Every entry must be set down exactly in the answer; no pictures should appear.
○ ○ ○ ○
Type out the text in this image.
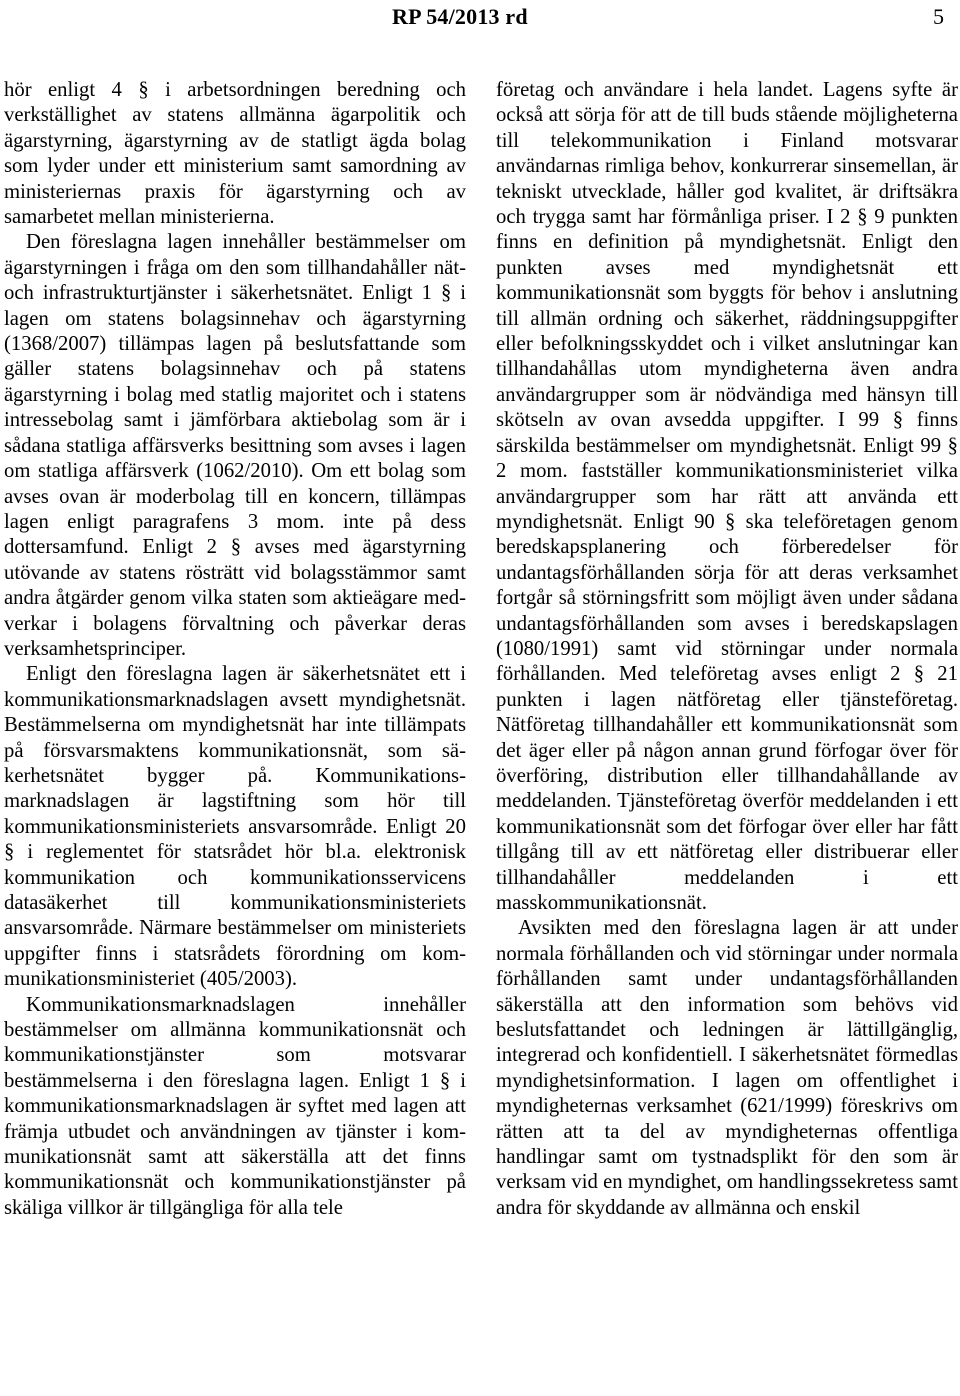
RP 54/2013 rd	5

hör enligt 4 § i arbetsordningen beredning och verkställighet av statens allmänna ägarpolitik och ägarstyrning, ägarstyrning av de statligt ägda bolag som lyder under ett ministerium samt samordning av ministeriernas praxis för ägarstyrning och av samarbetet mellan ministerierna.

Den föreslagna lagen innehåller bestämmelser om ägarstyrningen i fråga om den som tillhandahåller nät- och infrastrukturtjänster i säkerhetsnätet. Enligt 1 § i lagen om statens bolagsinnehav och ägarstyrning (1368/2007) tillämpas lagen på beslutsfattande som gäller statens bolagsinnehav och på statens ägarstyrning i bolag med statlig majoritet och i statens intressebolag samt i jämförbara aktiebolag som är i sådana statliga affärsverks besittning som avses i lagen om statliga affärsverk (1062/2010). Om ett bolag som avses ovan är moderbolag till en koncern, tillämpas lagen enligt paragrafens 3 mom. inte på dess dottersamfund. Enligt 2 § avses med ägarstyrning utövande av statens rösträtt vid bolagsstämmor samt andra åtgärder genom vilka staten som aktieägare medverkar i bolagens förvaltning och påverkar deras verksamhetsprinciper.

Enligt den föreslagna lagen är säkerhetsnätet ett i kommunikationsmarknadslagen avsett myndighetsnät. Bestämmelserna om myndighetsnät har inte tillämpats på försvarsmaktens kommunikationsnät, som säkerhetsnätet bygger på. Kommunikationsmarknadslagen är lagstiftning som hör till kommunikationsministeriets ansvarsområde. Enligt 20 § i reglementet för statsrådet hör bl.a. elektronisk kommunikation och kommunikationsservicens datasäkerhet till kommunikationsministeriets ansvarsområde. Närmare bestämmelser om ministeriets uppgifter finns i statsrådets förordning om kommunikationsministeriet (405/2003).

Kommunikationsmarknadslagen innehåller bestämmelser om allmänna kommunikationsnät och kommunikationstjänster som motsvarar bestämmelserna i den föreslagna lagen. Enligt 1 § i kommunikationsmarknadslagen är syftet med lagen att främja utbudet och användningen av tjänster i kommunikationsnät samt att säkerställa att det finns kommunikationsnät och kommunikationstjänster på skäliga villkor är tillgängliga för alla tele

företag och användare i hela landet. Lagens syfte är också att sörja för att de till buds stående möjligheterna till telekommunikation i Finland motsvarar användarnas rimliga behov, konkurrerar sinsemellan, är tekniskt utvecklade, håller god kvalitet, är driftsäkra och trygga samt har förmånliga priser. I 2 § 9 punkten finns en definition på myndighetsnät. Enligt den punkten avses med myndighetsnät ett kommunikationsnät som byggts för behov i anslutning till allmän ordning och säkerhet, räddningsuppgifter eller befolkningsskyddet och i vilket anslutningar kan tillhandahållas utom myndigheterna även andra användargrupper som är nödvändiga med hänsyn till skötseln av ovan avsedda uppgifter. I 99 § finns särskilda bestämmelser om myndighetsnät. Enligt 99 § 2 mom. fastställer kommunikationsministeriet vilka användargrupper som har rätt att använda ett myndighetsnät. Enligt 90 § ska teleföretagen genom beredskapsplanering och förberedelser för undantagsförhållanden sörja för att deras verksamhet fortgår så störningsfritt som möjligt även under sådana undantagsförhållanden som avses i beredskapslagen (1080/1991) samt vid störningar under normala förhållanden. Med teleföretag avses enligt 2 § 21 punkten i lagen nätföretag eller tjänsteföretag. Nätföretag tillhandahåller ett kommunikationsnät som det äger eller på någon annan grund förfogar över för överföring, distribution eller tillhandahållande av meddelanden. Tjänsteföretag överför meddelanden i ett kommunikationsnät som det förfogar över eller har fått tillgång till av ett nätföretag eller distribuerar eller tillhandahåller meddelanden i ett masskommunikationsnät.

Avsikten med den föreslagna lagen är att under normala förhållanden och vid störningar under normala förhållanden samt under undantagsförhållanden säkerställa att den information som behövs vid beslutsfattandet och ledningen är lättillgänglig, integrerad och konfidentiell. I säkerhetsnätet förmedlas myndighetsinformation. I lagen om offentlighet i myndigheternas verksamhet (621/1999) föreskrivs om rätten att ta del av myndigheternas offentliga handlingar samt om tystnadsplikt för den som är verksam vid en myndighet, om handlingssekretess samt andra för skyddande av allmänna och enskil
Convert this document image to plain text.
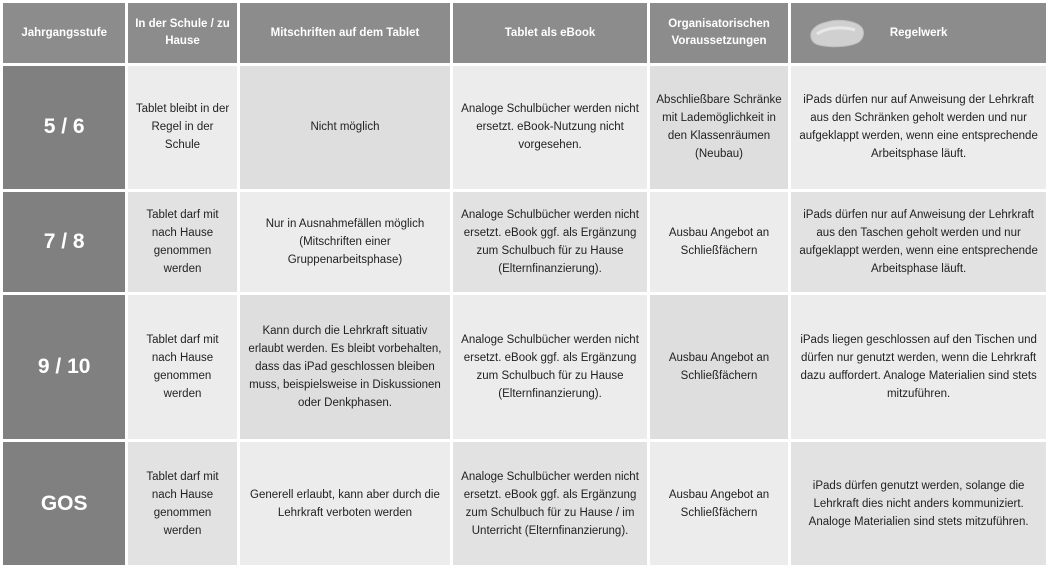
Jahrgangsstufe	In der Schule / zu Hause	Mitschriften auf dem Tablet	Tablet als eBook	Organisatorischen Voraussetzungen	Regelwerk

5 / 6	Tablet bleibt in der Regel in der Schule	Nicht möglich	Analoge Schulbücher werden nicht ersetzt. eBook-Nutzung nicht vorgesehen.	Abschließbare Schränke mit Lademöglichkeit in den Klassenräumen (Neubau)	iPads dürfen nur auf Anweisung der Lehrkraft aus den Schränken geholt werden und nur aufgeklappt werden, wenn eine entsprechende Arbeitsphase läuft.
7 / 8	Tablet darf mit nach Hause genommen werden	Nur in Ausnahmefällen möglich (Mitschriften einer Gruppenarbeitsphase)	Analoge Schulbücher werden nicht ersetzt. eBook ggf. als Ergänzung zum Schulbuch für zu Hause (Elternfinanzierung).	Ausbau Angebot an Schließfächern	iPads dürfen nur auf Anweisung der Lehrkraft aus den Taschen geholt werden und nur aufgeklappt werden, wenn eine entsprechende Arbeitsphase läuft.
9 / 10	Tablet darf mit nach Hause genommen werden	Kann durch die Lehrkraft situativ erlaubt werden. Es bleibt vorbehalten, dass das iPad geschlossen bleiben muss, beispielsweise in Diskussionen oder Denkphasen.	Analoge Schulbücher werden nicht ersetzt. eBook ggf. als Ergänzung zum Schulbuch für zu Hause (Elternfinanzierung).	Ausbau Angebot an Schließfächern	iPads liegen geschlossen auf den Tischen und dürfen nur genutzt werden, wenn die Lehrkraft dazu auffordert. Analoge Materialien sind stets mitzuführen.
GOS	Tablet darf mit nach Hause genommen werden	Generell erlaubt, kann aber durch die Lehrkraft verboten werden	Analoge Schulbücher werden nicht ersetzt. eBook ggf. als Ergänzung zum Schulbuch für zu Hause / im Unterricht (Elternfinanzierung).	Ausbau Angebot an Schließfächern	iPads dürfen genutzt werden, solange die Lehrkraft dies nicht anders kommuniziert. Analoge Materialien sind stets mitzuführen.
○ ○ ○ ○
#### Reply to the exercise:
Type out the text in this image.
RP 54/2013 rd	5

hör enligt 4 § i arbetsordningen beredning och verkställighet av statens allmänna ägarpolitik och ägarstyrning, ägarstyrning av de statligt ägda bolag som lyder under ett ministerium samt samordning av ministeriernas praxis för ägarstyrning och av samarbetet mellan ministerierna.

Den föreslagna lagen innehåller bestämmelser om ägarstyrningen i fråga om den som tillhandahåller nät- och infrastrukturtjänster i säkerhetsnätet. Enligt 1 § i lagen om statens bolagsinnehav och ägarstyrning (1368/2007) tillämpas lagen på beslutsfattande som gäller statens bolagsinnehav och på statens ägarstyrning i bolag med statlig majoritet och i statens intressebolag samt i jämförbara aktiebolag som är i sådana statliga affärsverks besittning som avses i lagen om statliga affärsverk (1062/2010). Om ett bolag som avses ovan är moderbolag till en koncern, tillämpas lagen enligt paragrafens 3 mom. inte på dess dottersamfund. Enligt 2 § avses med ägarstyrning utövande av statens rösträtt vid bolagsstämmor samt andra åtgärder genom vilka staten som aktieägare medverkar i bolagens förvaltning och påverkar deras verksamhetsprinciper.

Enligt den föreslagna lagen är säkerhetsnätet ett i kommunikationsmarknadslagen avsett myndighetsnät. Bestämmelserna om myndighetsnät har inte tillämpats på försvarsmaktens kommunikationsnät, som säkerhetsnätet bygger på. Kommunikationsmarknadslagen är lagstiftning som hör till kommunikationsministeriets ansvarsområde. Enligt 20 § i reglementet för statsrådet hör bl.a. elektronisk kommunikation och kommunikationsservicens datasäkerhet till kommunikationsministeriets ansvarsområde. Närmare bestämmelser om ministeriets uppgifter finns i statsrådets förordning om kommunikationsministeriet (405/2003).

Kommunikationsmarknadslagen innehåller bestämmelser om allmänna kommunikationsnät och kommunikationstjänster som motsvarar bestämmelserna i den föreslagna lagen. Enligt 1 § i kommunikationsmarknadslagen är syftet med lagen att främja utbudet och användningen av tjänster i kommunikationsnät samt att säkerställa att det finns kommunikationsnät och kommunikationstjänster på skäliga villkor är tillgängliga för alla tele

företag och användare i hela landet. Lagens syfte är också att sörja för att de till buds stående möjligheterna till telekommunikation i Finland motsvarar användarnas rimliga behov, konkurrerar sinsemellan, är tekniskt utvecklade, håller god kvalitet, är driftsäkra och trygga samt har förmånliga priser. I 2 § 9 punkten finns en definition på myndighetsnät. Enligt den punkten avses med myndighetsnät ett kommunikationsnät som byggts för behov i anslutning till allmän ordning och säkerhet, räddningsuppgifter eller befolkningsskyddet och i vilket anslutningar kan tillhandahållas utom myndigheterna även andra användargrupper som är nödvändiga med hänsyn till skötseln av ovan avsedda uppgifter. I 99 § finns särskilda bestämmelser om myndighetsnät. Enligt 99 § 2 mom. fastställer kommunikationsministeriet vilka användargrupper som har rätt att använda ett myndighetsnät. Enligt 90 § ska teleföretagen genom beredskapsplanering och förberedelser för undantagsförhållanden sörja för att deras verksamhet fortgår så störningsfritt som möjligt även under sådana undantagsförhållanden som avses i beredskapslagen (1080/1991) samt vid störningar under normala förhållanden. Med teleföretag avses enligt 2 § 21 punkten i lagen nätföretag eller tjänsteföretag. Nätföretag tillhandahåller ett kommunikationsnät som det äger eller på någon annan grund förfogar över för överföring, distribution eller tillhandahållande av meddelanden. Tjänsteföretag överför meddelanden i ett kommunikationsnät som det förfogar över eller har fått tillgång till av ett nätföretag eller distribuerar eller tillhandahåller meddelanden i ett masskommunikationsnät.

Avsikten med den föreslagna lagen är att under normala förhållanden och vid störningar under normala förhållanden samt under undantagsförhållanden säkerställa att den information som behövs vid beslutsfattandet och ledningen är lättillgänglig, integrerad och konfidentiell. I säkerhetsnätet förmedlas myndighetsinformation. I lagen om offentlighet i myndigheternas verksamhet (621/1999) föreskrivs om rätten att ta del av myndigheternas offentliga handlingar samt om tystnadsplikt för den som är verksam vid en myndighet, om handlingssekretess samt andra för skyddande av allmänna och enskil
Convert this document image to plain text.
Jahrgangsstufe	In der Schule / zu Hause	Mitschriften auf dem Tablet	Tablet als eBook	Organisatorischen Voraussetzungen	Regelwerk

5 / 6	Tablet bleibt in der Regel in der Schule	Nicht möglich	Analoge Schulbücher werden nicht ersetzt. eBook-Nutzung nicht vorgesehen.	Abschließbare Schränke mit Lademöglichkeit in den Klassenräumen (Neubau)	iPads dürfen nur auf Anweisung der Lehrkraft aus den Schränken geholt werden und nur aufgeklappt werden, wenn eine entsprechende Arbeitsphase läuft.
7 / 8	Tablet darf mit nach Hause genommen werden	Nur in Ausnahmefällen möglich (Mitschriften einer Gruppenarbeitsphase)	Analoge Schulbücher werden nicht ersetzt. eBook ggf. als Ergänzung zum Schulbuch für zu Hause (Elternfinanzierung).	Ausbau Angebot an Schließfächern	iPads dürfen nur auf Anweisung der Lehrkraft aus den Taschen geholt werden und nur aufgeklappt werden, wenn eine entsprechende Arbeitsphase läuft.
9 / 10	Tablet darf mit nach Hause genommen werden	Kann durch die Lehrkraft situativ erlaubt werden. Es bleibt vorbehalten, dass das iPad geschlossen bleiben muss, beispielsweise in Diskussionen oder Denkphasen.	Analoge Schulbücher werden nicht ersetzt. eBook ggf. als Ergänzung zum Schulbuch für zu Hause (Elternfinanzierung).	Ausbau Angebot an Schließfächern	iPads liegen geschlossen auf den Tischen und dürfen nur genutzt werden, wenn die Lehrkraft dazu auffordert. Analoge Materialien sind stets mitzuführen.
GOS	Tablet darf mit nach Hause genommen werden	Generell erlaubt, kann aber durch die Lehrkraft verboten werden	Analoge Schulbücher werden nicht ersetzt. eBook ggf. als Ergänzung zum Schulbuch für zu Hause / im Unterricht (Elternfinanzierung).	Ausbau Angebot an Schließfächern	iPads dürfen genutzt werden, solange die Lehrkraft dies nicht anders kommuniziert. Analoge Materialien sind stets mitzuführen.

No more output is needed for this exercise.